Extracted data entries:
## begin
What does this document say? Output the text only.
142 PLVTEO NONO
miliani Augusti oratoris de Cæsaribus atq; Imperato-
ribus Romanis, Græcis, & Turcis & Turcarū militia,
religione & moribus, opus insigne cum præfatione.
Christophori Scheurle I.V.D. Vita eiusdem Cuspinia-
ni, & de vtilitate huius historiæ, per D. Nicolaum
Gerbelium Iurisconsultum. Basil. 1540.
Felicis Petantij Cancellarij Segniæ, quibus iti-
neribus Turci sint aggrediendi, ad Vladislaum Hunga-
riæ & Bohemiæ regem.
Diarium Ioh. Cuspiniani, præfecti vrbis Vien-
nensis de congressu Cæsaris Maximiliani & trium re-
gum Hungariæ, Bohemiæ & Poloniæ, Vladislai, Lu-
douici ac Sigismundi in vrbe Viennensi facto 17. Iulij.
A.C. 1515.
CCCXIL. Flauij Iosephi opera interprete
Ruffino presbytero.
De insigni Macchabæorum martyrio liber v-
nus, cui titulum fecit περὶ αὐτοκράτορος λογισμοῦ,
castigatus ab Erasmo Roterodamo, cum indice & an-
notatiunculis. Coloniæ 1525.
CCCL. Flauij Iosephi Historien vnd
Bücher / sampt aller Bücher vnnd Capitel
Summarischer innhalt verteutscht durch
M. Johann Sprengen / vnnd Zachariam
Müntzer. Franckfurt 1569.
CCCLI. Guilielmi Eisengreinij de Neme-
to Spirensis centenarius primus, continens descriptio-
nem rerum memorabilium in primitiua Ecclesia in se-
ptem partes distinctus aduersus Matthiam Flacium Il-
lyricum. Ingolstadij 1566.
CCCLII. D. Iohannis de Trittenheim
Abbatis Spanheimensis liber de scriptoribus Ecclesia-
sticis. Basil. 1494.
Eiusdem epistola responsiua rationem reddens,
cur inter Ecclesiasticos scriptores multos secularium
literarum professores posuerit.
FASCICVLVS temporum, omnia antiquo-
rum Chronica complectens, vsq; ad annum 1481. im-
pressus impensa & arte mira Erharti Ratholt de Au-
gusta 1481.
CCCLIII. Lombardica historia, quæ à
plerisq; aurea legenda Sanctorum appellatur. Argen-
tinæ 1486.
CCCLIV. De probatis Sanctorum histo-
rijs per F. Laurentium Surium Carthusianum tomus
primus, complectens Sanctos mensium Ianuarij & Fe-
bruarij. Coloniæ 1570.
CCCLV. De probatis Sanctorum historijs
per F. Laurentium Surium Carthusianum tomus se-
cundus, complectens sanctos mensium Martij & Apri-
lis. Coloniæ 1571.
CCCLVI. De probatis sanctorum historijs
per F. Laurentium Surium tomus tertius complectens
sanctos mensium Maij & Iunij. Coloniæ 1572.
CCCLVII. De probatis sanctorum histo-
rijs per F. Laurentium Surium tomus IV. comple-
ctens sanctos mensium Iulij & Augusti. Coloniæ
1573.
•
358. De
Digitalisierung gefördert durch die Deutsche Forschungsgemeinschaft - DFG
## end
## Written task
Please repeat the material above, word for word and in full.

## Response to the task
What does this document say? Output the text only.
142 PLVTEO NONO
miliani Augusti oratoris de Cæsaribus atq; Imperato-
ribus Romanis, Græcis, & Turcis & Turcarū militia,
religione & moribus, opus insigne cum præfatione.
Christophori Scheurle I.V.D. Vita eiusdem Cuspinia-
ni, & de vtilitate huius historiæ, per D. Nicolaum
Gerbelium Iurisconsultum. Basil. 1540.
Felicis Petantij Cancellarij Segniæ, quibus iti-
neribus Turci sint aggrediendi, ad Vladislaum Hunga-
riæ & Bohemiæ regem.
Diarium Ioh. Cuspiniani, præfecti vrbis Vien-
nensis de congressu Cæsaris Maximiliani & trium re-
gum Hungariæ, Bohemiæ & Poloniæ, Vladislai, Lu-
douici ac Sigismundi in vrbe Viennensi facto 17. Iulij.
A.C. 1515.
CCCXIL. Flauij Iosephi opera interprete
Ruffino presbytero.
De insigni Macchabæorum martyrio liber v-
nus, cui titulum fecit περὶ αὐτοκράτορος λογισμοῦ,
castigatus ab Erasmo Roterodamo, cum indice & an-
notatiunculis. Coloniæ 1525.
CCCL. Flauij Iosephi Historien vnd
Bücher / sampt aller Bücher vnnd Capitel
Summarischer innhalt verteutscht durch
M. Johann Sprengen / vnnd Zachariam
Müntzer. Franckfurt 1569.
CCCLI. Guilielmi Eisengreinij de Neme-
to Spirensis centenarius primus, continens descriptio-
nem rerum memorabilium in primitiua Ecclesia in se-
ptem partes distinctus aduersus Matthiam Flacium Il-
lyricum. Ingolstadij 1566.
CCCLII. D. Iohannis de Trittenheim
Abbatis Spanheimensis liber de scriptoribus Ecclesia-
sticis. Basil. 1494.
Eiusdem epistola responsiua rationem reddens,
cur inter Ecclesiasticos scriptores multos secularium
literarum professores posuerit.
FASCICVLVS temporum, omnia antiquo-
rum Chronica complectens, vsq; ad annum 1481. im-
pressus impensa & arte mira Erharti Ratholt de Au-
gusta 1481.
CCCLIII. Lombardica historia, quæ à
plerisq; aurea legenda Sanctorum appellatur. Argen-
tinæ 1486.
CCCLIV. De probatis Sanctorum histo-
rijs per F. Laurentium Surium Carthusianum tomus
primus, complectens Sanctos mensium Ianuarij & Fe-
bruarij. Coloniæ 1570.
CCCLV. De probatis Sanctorum historijs
per F. Laurentium Surium Carthusianum tomus se-
cundus, complectens sanctos mensium Martij & Apri-
lis. Coloniæ 1571.
CCCLVI. De probatis sanctorum historijs
per F. Laurentium Surium tomus tertius complectens
sanctos mensium Maij & Iunij. Coloniæ 1572.
CCCLVII. De probatis sanctorum histo-
rijs per F. Laurentium Surium tomus IV. comple-
ctens sanctos mensium Iulij & Augusti. Coloniæ
1573.
•
358. De
Digitalisierung gefördert durch die Deutsche Forschungsgemeinschaft - DFG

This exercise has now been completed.